The problem: Below are some records. How many of their lines contain the string "this"? Give the number only.

* start Given information *

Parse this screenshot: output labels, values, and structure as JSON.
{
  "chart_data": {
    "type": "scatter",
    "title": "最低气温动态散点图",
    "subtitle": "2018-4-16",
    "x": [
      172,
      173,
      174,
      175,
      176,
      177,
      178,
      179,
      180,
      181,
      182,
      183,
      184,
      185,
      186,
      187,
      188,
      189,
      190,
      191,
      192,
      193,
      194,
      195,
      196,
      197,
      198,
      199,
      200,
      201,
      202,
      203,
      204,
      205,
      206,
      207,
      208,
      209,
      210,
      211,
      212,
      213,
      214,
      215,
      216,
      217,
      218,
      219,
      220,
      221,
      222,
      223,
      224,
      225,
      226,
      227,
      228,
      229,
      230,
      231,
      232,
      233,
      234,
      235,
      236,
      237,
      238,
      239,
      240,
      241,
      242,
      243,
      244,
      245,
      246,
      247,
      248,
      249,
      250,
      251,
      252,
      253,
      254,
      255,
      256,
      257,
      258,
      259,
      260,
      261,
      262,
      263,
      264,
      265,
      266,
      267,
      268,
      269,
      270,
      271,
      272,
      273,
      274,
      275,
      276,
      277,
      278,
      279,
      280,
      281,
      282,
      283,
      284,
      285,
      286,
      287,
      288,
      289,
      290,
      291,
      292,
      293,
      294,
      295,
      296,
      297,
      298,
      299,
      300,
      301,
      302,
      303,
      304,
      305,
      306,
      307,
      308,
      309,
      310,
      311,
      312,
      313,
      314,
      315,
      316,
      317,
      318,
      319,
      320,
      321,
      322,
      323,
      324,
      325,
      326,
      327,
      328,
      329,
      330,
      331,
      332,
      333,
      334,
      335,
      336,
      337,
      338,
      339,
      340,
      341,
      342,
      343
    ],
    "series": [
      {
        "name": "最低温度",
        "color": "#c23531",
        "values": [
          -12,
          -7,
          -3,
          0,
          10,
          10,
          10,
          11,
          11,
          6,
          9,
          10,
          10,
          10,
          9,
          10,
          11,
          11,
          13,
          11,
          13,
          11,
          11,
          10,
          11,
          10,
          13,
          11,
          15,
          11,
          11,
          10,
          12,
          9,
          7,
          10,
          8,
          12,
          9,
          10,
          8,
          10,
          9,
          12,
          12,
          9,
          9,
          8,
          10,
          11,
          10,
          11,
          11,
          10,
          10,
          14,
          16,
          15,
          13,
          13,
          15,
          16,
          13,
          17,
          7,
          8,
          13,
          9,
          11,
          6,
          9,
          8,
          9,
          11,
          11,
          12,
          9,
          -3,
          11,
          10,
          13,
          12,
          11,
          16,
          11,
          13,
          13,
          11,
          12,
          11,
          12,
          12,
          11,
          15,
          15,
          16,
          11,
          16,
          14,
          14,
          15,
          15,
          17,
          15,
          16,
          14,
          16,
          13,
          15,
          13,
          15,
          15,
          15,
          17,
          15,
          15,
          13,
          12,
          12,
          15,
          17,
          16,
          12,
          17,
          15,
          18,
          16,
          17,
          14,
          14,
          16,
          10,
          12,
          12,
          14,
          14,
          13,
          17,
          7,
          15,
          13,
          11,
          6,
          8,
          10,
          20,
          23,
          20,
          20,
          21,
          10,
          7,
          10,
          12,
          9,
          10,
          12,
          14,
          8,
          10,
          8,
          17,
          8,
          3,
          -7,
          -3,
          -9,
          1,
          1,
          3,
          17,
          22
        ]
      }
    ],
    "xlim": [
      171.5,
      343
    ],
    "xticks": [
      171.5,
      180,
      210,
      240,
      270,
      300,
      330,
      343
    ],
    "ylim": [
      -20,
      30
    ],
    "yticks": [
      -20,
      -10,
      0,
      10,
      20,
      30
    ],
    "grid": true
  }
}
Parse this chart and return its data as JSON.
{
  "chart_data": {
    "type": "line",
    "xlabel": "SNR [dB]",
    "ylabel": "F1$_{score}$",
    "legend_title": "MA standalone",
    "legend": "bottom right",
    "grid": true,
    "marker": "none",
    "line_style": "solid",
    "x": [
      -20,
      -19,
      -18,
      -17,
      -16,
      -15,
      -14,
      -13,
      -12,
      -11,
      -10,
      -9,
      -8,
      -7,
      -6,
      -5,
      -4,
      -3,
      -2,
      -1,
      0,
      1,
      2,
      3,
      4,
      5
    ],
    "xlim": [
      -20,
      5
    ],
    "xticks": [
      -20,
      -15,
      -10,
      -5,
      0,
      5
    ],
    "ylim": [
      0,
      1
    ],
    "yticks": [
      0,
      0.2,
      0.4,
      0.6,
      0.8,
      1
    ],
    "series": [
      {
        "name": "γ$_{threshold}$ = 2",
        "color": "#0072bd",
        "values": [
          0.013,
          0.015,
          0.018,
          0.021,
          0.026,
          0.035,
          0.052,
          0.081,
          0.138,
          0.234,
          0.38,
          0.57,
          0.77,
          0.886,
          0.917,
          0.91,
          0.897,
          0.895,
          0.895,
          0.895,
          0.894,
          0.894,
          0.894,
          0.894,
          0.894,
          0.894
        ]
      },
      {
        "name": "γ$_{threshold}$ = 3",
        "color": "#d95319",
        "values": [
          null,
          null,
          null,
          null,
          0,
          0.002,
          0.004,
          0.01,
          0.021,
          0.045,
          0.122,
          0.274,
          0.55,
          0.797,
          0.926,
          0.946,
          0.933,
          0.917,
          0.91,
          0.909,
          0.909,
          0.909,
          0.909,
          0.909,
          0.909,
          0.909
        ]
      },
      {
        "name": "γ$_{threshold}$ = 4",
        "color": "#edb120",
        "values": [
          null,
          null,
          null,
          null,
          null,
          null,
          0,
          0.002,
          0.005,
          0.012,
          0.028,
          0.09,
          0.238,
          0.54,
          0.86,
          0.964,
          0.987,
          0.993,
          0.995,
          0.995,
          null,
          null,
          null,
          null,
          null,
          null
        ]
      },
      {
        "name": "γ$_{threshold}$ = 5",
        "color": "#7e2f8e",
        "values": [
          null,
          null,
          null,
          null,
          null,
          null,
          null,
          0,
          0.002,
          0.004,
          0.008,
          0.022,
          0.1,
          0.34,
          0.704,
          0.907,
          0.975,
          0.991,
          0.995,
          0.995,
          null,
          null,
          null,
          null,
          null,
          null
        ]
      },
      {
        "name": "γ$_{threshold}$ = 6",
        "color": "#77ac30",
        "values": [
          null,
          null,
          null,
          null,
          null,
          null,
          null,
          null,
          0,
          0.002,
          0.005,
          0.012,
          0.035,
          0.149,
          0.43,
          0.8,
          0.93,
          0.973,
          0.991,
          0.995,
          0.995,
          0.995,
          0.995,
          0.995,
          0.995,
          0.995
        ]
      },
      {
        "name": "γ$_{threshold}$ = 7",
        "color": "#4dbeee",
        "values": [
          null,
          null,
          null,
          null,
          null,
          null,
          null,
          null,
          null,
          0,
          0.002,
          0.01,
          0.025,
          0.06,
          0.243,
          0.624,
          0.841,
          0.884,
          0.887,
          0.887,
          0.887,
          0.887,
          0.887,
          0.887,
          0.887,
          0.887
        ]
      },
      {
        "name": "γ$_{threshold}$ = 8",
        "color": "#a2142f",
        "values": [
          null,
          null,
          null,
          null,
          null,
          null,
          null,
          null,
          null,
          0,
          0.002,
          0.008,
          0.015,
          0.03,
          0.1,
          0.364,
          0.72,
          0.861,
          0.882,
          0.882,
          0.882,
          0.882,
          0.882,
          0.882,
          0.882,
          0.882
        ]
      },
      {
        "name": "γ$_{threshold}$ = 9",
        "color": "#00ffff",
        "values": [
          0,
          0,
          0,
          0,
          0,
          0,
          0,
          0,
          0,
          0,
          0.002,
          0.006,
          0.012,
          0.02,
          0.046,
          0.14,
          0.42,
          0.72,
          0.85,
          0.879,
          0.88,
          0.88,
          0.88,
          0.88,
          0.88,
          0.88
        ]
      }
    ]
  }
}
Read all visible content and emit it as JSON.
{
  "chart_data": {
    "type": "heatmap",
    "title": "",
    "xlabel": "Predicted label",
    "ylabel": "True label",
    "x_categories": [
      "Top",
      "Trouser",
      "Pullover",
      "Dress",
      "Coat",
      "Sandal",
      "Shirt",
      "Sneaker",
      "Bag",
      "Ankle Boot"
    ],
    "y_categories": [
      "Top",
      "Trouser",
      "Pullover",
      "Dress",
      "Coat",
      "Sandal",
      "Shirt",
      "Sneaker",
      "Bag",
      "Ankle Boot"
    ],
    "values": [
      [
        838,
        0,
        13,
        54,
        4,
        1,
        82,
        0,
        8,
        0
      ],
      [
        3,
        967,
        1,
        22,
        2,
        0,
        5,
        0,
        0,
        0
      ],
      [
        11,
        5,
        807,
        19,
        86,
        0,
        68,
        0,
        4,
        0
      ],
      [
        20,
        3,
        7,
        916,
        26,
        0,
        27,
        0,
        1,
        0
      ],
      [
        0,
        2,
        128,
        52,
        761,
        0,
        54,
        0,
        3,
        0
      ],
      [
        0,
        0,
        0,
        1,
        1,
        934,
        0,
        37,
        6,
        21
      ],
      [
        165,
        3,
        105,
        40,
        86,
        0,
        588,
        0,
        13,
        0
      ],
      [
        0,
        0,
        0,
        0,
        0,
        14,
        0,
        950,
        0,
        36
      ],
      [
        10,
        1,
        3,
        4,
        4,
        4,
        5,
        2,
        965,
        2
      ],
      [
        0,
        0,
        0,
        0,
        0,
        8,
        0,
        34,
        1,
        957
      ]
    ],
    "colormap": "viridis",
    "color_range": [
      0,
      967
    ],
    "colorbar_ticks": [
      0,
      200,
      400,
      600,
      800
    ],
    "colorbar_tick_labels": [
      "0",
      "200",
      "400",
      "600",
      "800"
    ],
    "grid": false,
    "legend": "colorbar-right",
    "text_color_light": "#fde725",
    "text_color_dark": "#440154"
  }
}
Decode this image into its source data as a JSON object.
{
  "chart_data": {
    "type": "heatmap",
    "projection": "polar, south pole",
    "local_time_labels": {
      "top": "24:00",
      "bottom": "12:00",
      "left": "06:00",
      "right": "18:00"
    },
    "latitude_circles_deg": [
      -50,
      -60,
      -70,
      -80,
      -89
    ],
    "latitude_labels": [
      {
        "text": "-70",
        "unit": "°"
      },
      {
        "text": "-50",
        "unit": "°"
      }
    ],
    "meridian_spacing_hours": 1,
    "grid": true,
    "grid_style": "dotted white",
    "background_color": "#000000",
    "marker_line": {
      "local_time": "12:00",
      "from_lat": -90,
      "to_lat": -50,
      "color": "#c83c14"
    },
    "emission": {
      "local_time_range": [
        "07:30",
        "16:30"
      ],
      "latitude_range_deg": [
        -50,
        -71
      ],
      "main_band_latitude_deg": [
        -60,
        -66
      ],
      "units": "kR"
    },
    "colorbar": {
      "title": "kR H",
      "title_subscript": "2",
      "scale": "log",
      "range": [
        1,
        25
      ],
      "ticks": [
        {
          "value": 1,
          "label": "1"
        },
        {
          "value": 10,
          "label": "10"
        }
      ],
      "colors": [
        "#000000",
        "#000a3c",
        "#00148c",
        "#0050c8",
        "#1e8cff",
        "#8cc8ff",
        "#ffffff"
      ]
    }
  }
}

* end Given information *

Task output: 3